Transcribe the listing word for word.

## START DATA FOR PROCESSING

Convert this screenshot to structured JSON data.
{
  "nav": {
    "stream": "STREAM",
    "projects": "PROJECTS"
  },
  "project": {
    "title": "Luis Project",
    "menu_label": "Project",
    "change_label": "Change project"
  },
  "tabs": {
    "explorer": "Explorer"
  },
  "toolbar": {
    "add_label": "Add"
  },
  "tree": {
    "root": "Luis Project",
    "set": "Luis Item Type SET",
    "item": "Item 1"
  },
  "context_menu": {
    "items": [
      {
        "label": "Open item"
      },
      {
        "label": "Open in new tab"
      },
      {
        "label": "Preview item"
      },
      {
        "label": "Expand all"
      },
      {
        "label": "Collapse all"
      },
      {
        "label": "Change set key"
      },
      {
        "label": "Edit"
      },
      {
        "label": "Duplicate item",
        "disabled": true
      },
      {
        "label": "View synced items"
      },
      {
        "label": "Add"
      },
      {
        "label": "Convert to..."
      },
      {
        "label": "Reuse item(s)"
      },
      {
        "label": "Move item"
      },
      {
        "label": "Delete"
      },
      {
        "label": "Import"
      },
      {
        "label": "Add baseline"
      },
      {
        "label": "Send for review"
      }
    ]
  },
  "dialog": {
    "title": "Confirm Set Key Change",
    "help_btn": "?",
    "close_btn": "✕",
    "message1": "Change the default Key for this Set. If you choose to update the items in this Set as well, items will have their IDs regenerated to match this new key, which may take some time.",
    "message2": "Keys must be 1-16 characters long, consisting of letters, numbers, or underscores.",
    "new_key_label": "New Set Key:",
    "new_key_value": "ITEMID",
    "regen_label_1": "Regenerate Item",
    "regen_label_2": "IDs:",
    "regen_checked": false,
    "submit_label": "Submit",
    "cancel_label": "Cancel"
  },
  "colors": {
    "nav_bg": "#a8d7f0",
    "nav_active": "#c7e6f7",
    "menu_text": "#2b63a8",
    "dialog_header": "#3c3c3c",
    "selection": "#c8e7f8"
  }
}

## END DATA FOR PROCESSING

COMPLETE OUTPUT:
Convert this screenshot to structured JSON data.
{
  "nav": {
    "stream": "STREAM",
    "projects": "PROJECTS"
  },
  "project": {
    "title": "Luis Project",
    "menu_label": "Project",
    "change_label": "Change project"
  },
  "tabs": {
    "explorer": "Explorer"
  },
  "toolbar": {
    "add_label": "Add"
  },
  "tree": {
    "root": "Luis Project",
    "set": "Luis Item Type SET",
    "item": "Item 1"
  },
  "context_menu": {
    "items": [
      {
        "label": "Open item"
      },
      {
        "label": "Open in new tab"
      },
      {
        "label": "Preview item"
      },
      {
        "label": "Expand all"
      },
      {
        "label": "Collapse all"
      },
      {
        "label": "Change set key"
      },
      {
        "label": "Edit"
      },
      {
        "label": "Duplicate item",
        "disabled": true
      },
      {
        "label": "View synced items"
      },
      {
        "label": "Add"
      },
      {
        "label": "Convert to..."
      },
      {
        "label": "Reuse item(s)"
      },
      {
        "label": "Move item"
      },
      {
        "label": "Delete"
      },
      {
        "label": "Import"
      },
      {
        "label": "Add baseline"
      },
      {
        "label": "Send for review"
      }
    ]
  },
  "dialog": {
    "title": "Confirm Set Key Change",
    "help_btn": "?",
    "close_btn": "✕",
    "message1": "Change the default Key for this Set. If you choose to update the items in this Set as well, items will have their IDs regenerated to match this new key, which may take some time.",
    "message2": "Keys must be 1-16 characters long, consisting of letters, numbers, or underscores.",
    "new_key_label": "New Set Key:",
    "new_key_value": "ITEMID",
    "regen_label_1": "Regenerate Item",
    "regen_label_2": "IDs:",
    "regen_checked": false,
    "submit_label": "Submit",
    "cancel_label": "Cancel"
  },
  "colors": {
    "nav_bg": "#a8d7f0",
    "nav_active": "#c7e6f7",
    "menu_text": "#2b63a8",
    "dialog_header": "#3c3c3c",
    "selection": "#c8e7f8"
  }
}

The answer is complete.